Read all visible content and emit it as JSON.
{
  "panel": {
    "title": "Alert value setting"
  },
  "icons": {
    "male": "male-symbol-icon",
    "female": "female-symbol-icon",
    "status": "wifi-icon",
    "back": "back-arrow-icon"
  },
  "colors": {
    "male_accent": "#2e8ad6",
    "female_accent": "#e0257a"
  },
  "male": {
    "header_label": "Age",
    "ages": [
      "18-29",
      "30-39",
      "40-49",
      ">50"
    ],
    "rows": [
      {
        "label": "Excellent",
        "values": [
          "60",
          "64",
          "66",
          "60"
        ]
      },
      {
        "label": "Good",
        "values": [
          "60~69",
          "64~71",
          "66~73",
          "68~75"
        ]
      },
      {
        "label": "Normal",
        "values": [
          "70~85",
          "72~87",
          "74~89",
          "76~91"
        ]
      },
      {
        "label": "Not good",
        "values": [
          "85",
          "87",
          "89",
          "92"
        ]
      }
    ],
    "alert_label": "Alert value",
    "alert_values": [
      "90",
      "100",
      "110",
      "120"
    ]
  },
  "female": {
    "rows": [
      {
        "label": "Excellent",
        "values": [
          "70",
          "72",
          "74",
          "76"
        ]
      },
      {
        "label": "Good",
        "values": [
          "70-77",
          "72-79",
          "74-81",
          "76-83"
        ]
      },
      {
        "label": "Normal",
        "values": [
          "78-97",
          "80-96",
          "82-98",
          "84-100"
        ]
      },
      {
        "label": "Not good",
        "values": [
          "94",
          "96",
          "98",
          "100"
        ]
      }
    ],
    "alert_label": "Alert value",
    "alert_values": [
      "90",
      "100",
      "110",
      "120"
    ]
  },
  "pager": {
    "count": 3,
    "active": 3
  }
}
□ □ □ □ □ □ □
TASK DESCRIPTION: Reproduce all data above, unchanged.

FULL RESPONSE:
Read all visible content and emit it as JSON.
{
  "panel": {
    "title": "Alert value setting"
  },
  "icons": {
    "male": "male-symbol-icon",
    "female": "female-symbol-icon",
    "status": "wifi-icon",
    "back": "back-arrow-icon"
  },
  "colors": {
    "male_accent": "#2e8ad6",
    "female_accent": "#e0257a"
  },
  "male": {
    "header_label": "Age",
    "ages": [
      "18-29",
      "30-39",
      "40-49",
      ">50"
    ],
    "rows": [
      {
        "label": "Excellent",
        "values": [
          "60",
          "64",
          "66",
          "60"
        ]
      },
      {
        "label": "Good",
        "values": [
          "60~69",
          "64~71",
          "66~73",
          "68~75"
        ]
      },
      {
        "label": "Normal",
        "values": [
          "70~85",
          "72~87",
          "74~89",
          "76~91"
        ]
      },
      {
        "label": "Not good",
        "values": [
          "85",
          "87",
          "89",
          "92"
        ]
      }
    ],
    "alert_label": "Alert value",
    "alert_values": [
      "90",
      "100",
      "110",
      "120"
    ]
  },
  "female": {
    "rows": [
      {
        "label": "Excellent",
        "values": [
          "70",
          "72",
          "74",
          "76"
        ]
      },
      {
        "label": "Good",
        "values": [
          "70-77",
          "72-79",
          "74-81",
          "76-83"
        ]
      },
      {
        "label": "Normal",
        "values": [
          "78-97",
          "80-96",
          "82-98",
          "84-100"
        ]
      },
      {
        "label": "Not good",
        "values": [
          "94",
          "96",
          "98",
          "100"
        ]
      }
    ],
    "alert_label": "Alert value",
    "alert_values": [
      "90",
      "100",
      "110",
      "120"
    ]
  },
  "pager": {
    "count": 3,
    "active": 3
  }
}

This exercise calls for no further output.